Stored rows

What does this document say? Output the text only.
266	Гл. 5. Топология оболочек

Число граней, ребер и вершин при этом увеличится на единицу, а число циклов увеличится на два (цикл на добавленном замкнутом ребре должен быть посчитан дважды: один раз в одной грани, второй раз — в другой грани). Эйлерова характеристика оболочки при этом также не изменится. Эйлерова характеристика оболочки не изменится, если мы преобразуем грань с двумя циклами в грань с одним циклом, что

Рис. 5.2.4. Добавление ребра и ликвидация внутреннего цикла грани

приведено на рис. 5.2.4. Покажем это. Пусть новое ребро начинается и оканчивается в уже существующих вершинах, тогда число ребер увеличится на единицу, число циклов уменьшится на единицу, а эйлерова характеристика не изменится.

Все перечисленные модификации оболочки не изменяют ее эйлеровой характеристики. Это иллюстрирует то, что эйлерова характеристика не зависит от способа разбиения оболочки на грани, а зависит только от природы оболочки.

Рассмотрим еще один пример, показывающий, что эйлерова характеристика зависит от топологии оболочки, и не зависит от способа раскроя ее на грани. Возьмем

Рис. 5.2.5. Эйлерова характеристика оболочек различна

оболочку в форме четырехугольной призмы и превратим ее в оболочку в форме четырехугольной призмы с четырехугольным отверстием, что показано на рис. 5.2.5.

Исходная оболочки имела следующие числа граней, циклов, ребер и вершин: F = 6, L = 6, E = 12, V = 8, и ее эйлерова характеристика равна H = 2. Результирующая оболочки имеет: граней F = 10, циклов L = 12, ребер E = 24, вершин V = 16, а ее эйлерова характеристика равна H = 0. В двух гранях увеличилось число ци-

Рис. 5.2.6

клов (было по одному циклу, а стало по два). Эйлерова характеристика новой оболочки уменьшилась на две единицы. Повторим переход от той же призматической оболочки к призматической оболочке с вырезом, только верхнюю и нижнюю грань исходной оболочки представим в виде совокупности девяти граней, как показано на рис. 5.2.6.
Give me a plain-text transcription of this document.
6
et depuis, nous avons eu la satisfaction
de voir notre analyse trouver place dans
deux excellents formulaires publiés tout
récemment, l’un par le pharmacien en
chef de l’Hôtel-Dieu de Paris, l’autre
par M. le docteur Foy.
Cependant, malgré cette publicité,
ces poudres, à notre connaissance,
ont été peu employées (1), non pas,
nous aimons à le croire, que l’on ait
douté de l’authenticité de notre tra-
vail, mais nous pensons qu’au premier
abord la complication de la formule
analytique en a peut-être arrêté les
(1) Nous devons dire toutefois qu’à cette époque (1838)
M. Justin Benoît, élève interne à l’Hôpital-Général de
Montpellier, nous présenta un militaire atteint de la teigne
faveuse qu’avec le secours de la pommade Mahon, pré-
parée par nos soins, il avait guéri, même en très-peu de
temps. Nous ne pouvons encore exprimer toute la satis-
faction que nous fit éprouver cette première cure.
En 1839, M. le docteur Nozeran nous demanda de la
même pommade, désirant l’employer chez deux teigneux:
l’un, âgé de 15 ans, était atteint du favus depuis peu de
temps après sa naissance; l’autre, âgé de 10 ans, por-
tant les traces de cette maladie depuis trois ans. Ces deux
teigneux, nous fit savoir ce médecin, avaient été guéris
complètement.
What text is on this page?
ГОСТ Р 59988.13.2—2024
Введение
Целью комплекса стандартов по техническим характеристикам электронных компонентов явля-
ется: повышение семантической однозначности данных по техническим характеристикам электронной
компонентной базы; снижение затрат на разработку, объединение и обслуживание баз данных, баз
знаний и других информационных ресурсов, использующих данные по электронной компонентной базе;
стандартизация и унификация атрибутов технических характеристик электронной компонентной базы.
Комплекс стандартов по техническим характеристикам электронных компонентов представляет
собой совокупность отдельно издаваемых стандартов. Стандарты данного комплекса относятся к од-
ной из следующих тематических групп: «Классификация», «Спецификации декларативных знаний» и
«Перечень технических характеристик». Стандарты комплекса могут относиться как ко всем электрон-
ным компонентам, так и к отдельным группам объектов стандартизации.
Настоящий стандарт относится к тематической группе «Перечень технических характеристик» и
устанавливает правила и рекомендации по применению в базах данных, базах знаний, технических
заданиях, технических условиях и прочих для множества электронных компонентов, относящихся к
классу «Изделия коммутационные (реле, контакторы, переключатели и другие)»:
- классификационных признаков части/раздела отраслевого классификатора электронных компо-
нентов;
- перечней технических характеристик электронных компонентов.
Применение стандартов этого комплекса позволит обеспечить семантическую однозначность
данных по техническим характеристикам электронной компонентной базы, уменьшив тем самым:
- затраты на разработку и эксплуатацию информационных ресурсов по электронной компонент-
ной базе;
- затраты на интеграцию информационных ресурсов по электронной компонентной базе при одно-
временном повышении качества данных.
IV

Written problem
From the entries, report each line that includes the word "способа".

Result for this exercise
Все перечисленные модификации оболочки не изменяют ее эйлеровой характеристики. Это иллюстрирует то, что эйлерова характеристика не зависит от способа разбиения оболочки на грани, а зависит только от природы оболочки.
Рассмотрим еще один пример, показывающий, что эйлерова характеристика зависит от топологии оболочки, и не зависит от способа раскроя ее на грани. Возьмем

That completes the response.